◆ **Problem requirements**:
In the entries below, identify every line with the string "report" and copy it.

>> BEGIN

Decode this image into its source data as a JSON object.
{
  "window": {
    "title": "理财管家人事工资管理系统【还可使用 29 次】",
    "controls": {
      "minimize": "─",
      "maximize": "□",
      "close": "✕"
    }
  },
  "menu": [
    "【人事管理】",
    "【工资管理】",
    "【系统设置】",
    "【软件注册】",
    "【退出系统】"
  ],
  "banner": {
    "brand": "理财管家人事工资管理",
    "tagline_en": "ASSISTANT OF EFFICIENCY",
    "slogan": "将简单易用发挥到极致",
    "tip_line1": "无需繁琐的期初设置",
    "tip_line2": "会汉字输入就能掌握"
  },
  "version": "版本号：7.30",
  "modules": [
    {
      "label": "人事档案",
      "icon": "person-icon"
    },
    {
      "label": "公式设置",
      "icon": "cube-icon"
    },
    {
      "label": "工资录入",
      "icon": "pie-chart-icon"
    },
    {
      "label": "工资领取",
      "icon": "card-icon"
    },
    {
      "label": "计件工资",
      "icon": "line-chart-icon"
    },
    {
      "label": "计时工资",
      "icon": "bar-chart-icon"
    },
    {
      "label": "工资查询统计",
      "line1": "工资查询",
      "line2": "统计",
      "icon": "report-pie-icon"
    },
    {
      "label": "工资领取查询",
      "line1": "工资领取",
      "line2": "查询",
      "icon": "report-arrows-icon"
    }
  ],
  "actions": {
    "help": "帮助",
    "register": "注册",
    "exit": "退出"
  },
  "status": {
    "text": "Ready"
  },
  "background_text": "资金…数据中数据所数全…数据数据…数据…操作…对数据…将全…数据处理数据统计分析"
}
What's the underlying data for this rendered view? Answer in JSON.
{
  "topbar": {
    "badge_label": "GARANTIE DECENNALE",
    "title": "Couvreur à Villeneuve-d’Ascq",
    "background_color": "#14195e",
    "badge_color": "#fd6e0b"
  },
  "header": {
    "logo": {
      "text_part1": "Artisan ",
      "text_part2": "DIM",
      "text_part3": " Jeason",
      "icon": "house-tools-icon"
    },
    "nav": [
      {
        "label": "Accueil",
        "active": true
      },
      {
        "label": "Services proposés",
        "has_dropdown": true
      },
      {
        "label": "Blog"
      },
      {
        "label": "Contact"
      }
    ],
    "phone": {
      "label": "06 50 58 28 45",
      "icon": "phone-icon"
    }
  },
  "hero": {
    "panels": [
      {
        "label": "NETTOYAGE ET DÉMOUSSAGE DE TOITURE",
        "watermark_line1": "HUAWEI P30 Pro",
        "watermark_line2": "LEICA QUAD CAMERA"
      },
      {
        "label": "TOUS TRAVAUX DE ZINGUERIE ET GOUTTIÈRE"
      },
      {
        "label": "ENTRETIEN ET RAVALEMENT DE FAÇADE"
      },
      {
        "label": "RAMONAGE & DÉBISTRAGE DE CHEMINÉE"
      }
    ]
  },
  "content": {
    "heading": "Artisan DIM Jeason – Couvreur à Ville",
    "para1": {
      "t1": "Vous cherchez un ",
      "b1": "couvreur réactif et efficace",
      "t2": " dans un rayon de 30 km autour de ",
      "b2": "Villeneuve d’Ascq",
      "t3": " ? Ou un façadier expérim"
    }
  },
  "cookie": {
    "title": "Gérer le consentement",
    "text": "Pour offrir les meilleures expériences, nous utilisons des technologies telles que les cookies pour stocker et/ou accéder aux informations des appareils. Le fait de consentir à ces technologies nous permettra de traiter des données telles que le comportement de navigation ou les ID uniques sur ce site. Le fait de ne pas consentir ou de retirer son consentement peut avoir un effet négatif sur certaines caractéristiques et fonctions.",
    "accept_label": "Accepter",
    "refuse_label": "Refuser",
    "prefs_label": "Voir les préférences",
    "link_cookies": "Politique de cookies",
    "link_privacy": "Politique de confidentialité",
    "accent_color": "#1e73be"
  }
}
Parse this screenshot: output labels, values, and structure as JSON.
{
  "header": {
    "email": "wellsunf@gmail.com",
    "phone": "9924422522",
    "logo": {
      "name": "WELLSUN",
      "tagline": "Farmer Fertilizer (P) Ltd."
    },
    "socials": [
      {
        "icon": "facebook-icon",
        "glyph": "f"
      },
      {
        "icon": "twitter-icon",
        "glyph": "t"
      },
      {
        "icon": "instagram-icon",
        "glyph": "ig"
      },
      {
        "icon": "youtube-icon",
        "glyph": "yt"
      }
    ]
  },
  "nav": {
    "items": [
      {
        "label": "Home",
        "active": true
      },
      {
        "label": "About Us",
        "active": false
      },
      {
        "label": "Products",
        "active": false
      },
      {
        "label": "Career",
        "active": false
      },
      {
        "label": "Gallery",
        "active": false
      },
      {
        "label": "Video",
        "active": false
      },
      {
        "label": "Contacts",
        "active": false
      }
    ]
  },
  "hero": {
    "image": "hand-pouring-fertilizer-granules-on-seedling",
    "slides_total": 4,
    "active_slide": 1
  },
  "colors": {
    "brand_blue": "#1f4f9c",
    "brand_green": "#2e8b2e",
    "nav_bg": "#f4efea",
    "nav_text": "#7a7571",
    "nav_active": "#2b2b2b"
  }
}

>> END

◆ **Solution**:
      "icon": "report-pie-icon"
      "icon": "report-arrows-icon"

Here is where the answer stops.